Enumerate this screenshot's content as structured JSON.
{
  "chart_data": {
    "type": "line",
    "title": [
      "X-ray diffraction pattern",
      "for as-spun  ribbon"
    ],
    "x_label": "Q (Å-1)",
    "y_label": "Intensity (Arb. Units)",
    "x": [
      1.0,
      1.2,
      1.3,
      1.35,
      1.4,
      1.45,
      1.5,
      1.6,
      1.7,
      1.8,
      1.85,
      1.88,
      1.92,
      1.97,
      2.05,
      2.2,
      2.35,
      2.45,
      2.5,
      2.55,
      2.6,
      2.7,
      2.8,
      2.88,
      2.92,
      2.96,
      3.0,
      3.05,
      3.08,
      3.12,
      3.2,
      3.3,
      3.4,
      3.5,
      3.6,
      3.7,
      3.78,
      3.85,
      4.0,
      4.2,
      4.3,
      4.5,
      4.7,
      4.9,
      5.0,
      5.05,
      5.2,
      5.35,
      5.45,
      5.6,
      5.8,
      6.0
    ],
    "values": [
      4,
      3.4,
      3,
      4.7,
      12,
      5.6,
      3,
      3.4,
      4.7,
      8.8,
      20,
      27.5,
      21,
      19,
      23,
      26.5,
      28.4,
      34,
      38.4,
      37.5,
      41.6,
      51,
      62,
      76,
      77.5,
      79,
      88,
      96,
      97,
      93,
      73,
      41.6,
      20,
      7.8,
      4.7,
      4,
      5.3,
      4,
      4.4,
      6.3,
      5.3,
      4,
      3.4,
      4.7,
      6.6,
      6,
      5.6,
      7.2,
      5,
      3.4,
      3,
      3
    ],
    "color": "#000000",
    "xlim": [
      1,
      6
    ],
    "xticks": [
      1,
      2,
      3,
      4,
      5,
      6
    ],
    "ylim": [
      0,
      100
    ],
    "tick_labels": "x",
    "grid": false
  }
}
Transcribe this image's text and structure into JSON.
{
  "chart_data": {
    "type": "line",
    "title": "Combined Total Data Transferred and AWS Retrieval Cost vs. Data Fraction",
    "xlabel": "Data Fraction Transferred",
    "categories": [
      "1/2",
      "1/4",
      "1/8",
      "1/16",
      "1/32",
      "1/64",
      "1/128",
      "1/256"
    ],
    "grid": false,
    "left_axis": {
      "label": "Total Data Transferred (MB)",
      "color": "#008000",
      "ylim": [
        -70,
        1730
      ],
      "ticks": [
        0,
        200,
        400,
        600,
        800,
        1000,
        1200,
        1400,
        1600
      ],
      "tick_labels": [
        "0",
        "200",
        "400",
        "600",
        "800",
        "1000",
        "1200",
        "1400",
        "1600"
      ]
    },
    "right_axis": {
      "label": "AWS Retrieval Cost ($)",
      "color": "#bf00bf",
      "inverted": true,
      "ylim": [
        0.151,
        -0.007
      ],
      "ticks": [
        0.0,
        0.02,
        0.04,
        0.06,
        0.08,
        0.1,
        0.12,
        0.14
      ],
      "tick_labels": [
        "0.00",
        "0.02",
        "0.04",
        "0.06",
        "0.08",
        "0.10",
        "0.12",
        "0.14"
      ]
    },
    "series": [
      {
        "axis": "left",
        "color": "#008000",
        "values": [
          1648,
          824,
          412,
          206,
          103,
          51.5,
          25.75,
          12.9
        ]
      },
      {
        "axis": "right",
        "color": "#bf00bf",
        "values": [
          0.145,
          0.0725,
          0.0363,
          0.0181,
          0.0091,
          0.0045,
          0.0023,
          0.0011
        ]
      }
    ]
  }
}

--

## [GIVEN REQUEST]
Would you restate each of the entries word for word?

## [TASK SOLUTION]
Enumerate this screenshot's content as structured JSON.
{
  "chart_data": {
    "type": "line",
    "title": [
      "X-ray diffraction pattern",
      "for as-spun  ribbon"
    ],
    "x_label": "Q (Å-1)",
    "y_label": "Intensity (Arb. Units)",
    "x": [
      1.0,
      1.2,
      1.3,
      1.35,
      1.4,
      1.45,
      1.5,
      1.6,
      1.7,
      1.8,
      1.85,
      1.88,
      1.92,
      1.97,
      2.05,
      2.2,
      2.35,
      2.45,
      2.5,
      2.55,
      2.6,
      2.7,
      2.8,
      2.88,
      2.92,
      2.96,
      3.0,
      3.05,
      3.08,
      3.12,
      3.2,
      3.3,
      3.4,
      3.5,
      3.6,
      3.7,
      3.78,
      3.85,
      4.0,
      4.2,
      4.3,
      4.5,
      4.7,
      4.9,
      5.0,
      5.05,
      5.2,
      5.35,
      5.45,
      5.6,
      5.8,
      6.0
    ],
    "values": [
      4,
      3.4,
      3,
      4.7,
      12,
      5.6,
      3,
      3.4,
      4.7,
      8.8,
      20,
      27.5,
      21,
      19,
      23,
      26.5,
      28.4,
      34,
      38.4,
      37.5,
      41.6,
      51,
      62,
      76,
      77.5,
      79,
      88,
      96,
      97,
      93,
      73,
      41.6,
      20,
      7.8,
      4.7,
      4,
      5.3,
      4,
      4.4,
      6.3,
      5.3,
      4,
      3.4,
      4.7,
      6.6,
      6,
      5.6,
      7.2,
      5,
      3.4,
      3,
      3
    ],
    "color": "#000000",
    "xlim": [
      1,
      6
    ],
    "xticks": [
      1,
      2,
      3,
      4,
      5,
      6
    ],
    "ylim": [
      0,
      100
    ],
    "tick_labels": "x",
    "grid": false
  }
}
Transcribe this image's text and structure into JSON.
{
  "chart_data": {
    "type": "line",
    "title": "Combined Total Data Transferred and AWS Retrieval Cost vs. Data Fraction",
    "xlabel": "Data Fraction Transferred",
    "categories": [
      "1/2",
      "1/4",
      "1/8",
      "1/16",
      "1/32",
      "1/64",
      "1/128",
      "1/256"
    ],
    "grid": false,
    "left_axis": {
      "label": "Total Data Transferred (MB)",
      "color": "#008000",
      "ylim": [
        -70,
        1730
      ],
      "ticks": [
        0,
        200,
        400,
        600,
        800,
        1000,
        1200,
        1400,
        1600
      ],
      "tick_labels": [
        "0",
        "200",
        "400",
        "600",
        "800",
        "1000",
        "1200",
        "1400",
        "1600"
      ]
    },
    "right_axis": {
      "label": "AWS Retrieval Cost ($)",
      "color": "#bf00bf",
      "inverted": true,
      "ylim": [
        0.151,
        -0.007
      ],
      "ticks": [
        0.0,
        0.02,
        0.04,
        0.06,
        0.08,
        0.1,
        0.12,
        0.14
      ],
      "tick_labels": [
        "0.00",
        "0.02",
        "0.04",
        "0.06",
        "0.08",
        "0.10",
        "0.12",
        "0.14"
      ]
    },
    "series": [
      {
        "axis": "left",
        "color": "#008000",
        "values": [
          1648,
          824,
          412,
          206,
          103,
          51.5,
          25.75,
          12.9
        ]
      },
      {
        "axis": "right",
        "color": "#bf00bf",
        "values": [
          0.145,
          0.0725,
          0.0363,
          0.0181,
          0.0091,
          0.0045,
          0.0023,
          0.0011
        ]
      }
    ]
  }
}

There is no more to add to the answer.